* _Short task_
State how many lines in the entries below contain "unreachable". Write nothing but the number.

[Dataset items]
-- BEGIN --
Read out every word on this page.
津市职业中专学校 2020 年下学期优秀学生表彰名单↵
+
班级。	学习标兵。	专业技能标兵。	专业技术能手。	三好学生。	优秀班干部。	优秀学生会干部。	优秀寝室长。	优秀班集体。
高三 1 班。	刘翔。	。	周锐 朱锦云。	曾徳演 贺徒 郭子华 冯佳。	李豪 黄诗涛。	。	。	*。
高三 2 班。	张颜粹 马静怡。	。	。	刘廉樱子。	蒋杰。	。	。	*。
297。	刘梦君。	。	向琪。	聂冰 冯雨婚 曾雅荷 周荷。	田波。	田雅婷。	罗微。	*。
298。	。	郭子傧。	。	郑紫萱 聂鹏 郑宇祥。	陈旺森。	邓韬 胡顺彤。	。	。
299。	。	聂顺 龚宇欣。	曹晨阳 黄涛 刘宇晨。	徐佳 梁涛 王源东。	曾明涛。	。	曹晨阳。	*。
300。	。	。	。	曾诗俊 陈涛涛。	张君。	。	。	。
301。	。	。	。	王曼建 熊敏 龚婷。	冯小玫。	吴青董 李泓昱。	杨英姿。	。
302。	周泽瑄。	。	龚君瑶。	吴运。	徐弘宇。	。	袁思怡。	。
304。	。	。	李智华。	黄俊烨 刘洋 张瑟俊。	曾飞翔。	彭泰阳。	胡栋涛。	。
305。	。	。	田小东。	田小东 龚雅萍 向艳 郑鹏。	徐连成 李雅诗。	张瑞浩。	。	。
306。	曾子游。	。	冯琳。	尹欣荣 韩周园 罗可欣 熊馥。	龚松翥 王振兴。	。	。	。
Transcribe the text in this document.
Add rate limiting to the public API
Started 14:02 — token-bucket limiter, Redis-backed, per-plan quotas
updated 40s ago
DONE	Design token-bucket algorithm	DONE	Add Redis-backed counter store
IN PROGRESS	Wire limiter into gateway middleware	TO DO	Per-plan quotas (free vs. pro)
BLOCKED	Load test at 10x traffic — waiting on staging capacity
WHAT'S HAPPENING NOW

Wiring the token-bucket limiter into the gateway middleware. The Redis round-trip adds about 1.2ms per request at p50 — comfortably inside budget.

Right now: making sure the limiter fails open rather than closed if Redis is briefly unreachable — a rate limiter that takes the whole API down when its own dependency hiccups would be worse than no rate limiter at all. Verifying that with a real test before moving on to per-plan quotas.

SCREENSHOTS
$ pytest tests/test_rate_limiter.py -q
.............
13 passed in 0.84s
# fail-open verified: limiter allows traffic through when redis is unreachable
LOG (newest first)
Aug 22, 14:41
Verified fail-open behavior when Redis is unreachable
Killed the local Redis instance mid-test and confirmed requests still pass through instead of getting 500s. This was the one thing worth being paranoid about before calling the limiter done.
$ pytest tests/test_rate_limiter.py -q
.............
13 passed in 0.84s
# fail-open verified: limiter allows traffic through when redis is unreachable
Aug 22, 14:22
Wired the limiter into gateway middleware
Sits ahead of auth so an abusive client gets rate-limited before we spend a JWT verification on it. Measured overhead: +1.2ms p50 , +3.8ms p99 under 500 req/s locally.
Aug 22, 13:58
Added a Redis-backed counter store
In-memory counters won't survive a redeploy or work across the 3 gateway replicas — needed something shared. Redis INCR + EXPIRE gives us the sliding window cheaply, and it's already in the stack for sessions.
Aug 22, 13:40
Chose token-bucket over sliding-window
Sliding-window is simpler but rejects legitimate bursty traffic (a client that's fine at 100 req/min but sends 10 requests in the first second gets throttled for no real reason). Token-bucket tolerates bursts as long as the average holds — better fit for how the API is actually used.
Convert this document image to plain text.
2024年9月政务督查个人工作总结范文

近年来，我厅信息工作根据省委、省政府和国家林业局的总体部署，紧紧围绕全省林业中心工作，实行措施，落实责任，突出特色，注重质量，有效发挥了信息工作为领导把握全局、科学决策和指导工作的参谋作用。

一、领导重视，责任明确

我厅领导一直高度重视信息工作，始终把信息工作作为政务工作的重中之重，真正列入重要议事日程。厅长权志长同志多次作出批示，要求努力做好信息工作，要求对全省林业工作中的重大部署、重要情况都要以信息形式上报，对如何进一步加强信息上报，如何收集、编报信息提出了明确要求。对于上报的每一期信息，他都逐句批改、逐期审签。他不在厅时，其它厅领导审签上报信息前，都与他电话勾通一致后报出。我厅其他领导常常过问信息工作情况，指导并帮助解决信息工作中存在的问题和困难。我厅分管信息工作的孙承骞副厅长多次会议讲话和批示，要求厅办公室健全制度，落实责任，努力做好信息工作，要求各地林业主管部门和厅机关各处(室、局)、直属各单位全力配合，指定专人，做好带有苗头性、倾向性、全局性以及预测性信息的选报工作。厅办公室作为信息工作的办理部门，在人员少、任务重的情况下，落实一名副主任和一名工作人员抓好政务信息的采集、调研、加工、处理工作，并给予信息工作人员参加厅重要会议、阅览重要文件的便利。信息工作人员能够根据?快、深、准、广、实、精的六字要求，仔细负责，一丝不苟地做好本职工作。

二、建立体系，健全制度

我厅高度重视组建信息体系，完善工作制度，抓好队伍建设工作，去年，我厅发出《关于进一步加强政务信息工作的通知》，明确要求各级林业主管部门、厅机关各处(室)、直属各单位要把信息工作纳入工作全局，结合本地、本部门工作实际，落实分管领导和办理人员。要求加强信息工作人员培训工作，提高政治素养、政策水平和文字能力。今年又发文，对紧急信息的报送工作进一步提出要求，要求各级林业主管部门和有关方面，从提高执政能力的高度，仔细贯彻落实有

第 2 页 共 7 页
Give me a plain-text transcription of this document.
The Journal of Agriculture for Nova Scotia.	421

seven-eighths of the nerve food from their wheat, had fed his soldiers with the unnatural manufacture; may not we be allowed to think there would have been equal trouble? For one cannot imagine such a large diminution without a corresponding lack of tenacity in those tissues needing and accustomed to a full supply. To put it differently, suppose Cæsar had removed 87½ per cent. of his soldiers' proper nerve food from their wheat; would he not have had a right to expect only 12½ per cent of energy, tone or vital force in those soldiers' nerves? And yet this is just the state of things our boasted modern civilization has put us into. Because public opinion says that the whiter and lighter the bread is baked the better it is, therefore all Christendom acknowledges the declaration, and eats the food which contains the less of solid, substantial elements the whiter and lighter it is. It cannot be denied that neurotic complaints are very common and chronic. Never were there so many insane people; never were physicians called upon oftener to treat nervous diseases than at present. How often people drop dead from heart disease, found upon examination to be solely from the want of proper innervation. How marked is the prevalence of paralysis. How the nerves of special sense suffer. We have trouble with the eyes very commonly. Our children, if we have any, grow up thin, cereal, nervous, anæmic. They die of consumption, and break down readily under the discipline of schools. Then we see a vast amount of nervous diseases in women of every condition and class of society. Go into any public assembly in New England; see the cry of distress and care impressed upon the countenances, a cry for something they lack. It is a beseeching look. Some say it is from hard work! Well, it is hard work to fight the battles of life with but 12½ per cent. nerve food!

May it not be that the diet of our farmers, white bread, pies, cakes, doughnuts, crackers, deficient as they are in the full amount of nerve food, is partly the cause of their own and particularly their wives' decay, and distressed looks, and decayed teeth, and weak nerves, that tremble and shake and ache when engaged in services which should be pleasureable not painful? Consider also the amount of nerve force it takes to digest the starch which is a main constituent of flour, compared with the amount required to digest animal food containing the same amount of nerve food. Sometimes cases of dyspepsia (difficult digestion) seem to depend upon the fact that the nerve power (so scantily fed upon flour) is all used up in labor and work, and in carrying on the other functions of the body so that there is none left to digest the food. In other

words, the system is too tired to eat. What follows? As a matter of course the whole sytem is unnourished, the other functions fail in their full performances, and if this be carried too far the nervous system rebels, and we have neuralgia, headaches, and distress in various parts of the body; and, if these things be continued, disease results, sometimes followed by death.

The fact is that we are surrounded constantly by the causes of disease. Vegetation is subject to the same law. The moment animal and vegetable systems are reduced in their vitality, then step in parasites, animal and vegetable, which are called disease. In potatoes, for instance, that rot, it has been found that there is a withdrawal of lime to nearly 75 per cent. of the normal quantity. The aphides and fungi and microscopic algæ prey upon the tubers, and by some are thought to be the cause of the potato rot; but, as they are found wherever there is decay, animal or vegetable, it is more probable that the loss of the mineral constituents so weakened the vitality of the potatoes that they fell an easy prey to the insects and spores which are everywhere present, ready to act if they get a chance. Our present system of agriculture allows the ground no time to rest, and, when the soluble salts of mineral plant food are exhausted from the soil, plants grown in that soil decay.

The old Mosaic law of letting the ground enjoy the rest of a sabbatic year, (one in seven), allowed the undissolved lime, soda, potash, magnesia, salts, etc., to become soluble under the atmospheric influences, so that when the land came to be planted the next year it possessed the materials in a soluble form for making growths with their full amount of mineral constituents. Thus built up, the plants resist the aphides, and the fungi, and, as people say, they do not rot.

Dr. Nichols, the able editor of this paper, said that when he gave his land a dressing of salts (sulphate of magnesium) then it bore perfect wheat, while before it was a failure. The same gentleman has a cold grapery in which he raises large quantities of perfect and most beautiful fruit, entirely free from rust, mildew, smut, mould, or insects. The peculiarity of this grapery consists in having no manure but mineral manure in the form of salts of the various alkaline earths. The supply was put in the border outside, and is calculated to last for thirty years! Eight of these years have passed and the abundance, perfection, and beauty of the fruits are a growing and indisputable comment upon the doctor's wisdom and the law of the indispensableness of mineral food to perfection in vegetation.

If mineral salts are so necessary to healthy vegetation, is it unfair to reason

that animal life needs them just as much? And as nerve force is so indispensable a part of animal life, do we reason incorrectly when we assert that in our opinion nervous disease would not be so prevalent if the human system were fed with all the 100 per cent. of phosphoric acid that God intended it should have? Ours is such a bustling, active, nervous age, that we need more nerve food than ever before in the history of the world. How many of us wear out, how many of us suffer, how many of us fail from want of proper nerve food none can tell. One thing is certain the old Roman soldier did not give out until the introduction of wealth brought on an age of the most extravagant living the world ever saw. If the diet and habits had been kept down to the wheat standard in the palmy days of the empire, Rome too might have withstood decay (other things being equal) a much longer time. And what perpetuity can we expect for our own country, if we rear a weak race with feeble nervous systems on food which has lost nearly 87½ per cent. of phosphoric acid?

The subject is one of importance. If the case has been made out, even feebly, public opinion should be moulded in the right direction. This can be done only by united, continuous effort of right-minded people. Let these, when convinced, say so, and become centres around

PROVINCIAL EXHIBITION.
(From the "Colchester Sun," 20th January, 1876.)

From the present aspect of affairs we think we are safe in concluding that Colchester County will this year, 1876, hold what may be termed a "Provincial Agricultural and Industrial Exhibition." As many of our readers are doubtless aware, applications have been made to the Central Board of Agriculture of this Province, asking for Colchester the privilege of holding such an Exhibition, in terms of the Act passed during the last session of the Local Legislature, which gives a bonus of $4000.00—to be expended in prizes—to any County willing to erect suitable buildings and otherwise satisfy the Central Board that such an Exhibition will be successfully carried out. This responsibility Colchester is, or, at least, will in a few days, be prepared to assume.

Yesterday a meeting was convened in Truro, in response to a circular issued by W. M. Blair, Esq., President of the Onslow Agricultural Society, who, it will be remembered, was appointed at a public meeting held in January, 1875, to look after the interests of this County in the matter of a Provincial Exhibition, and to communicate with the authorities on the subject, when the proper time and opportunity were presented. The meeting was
-- END --
* _Full response_
4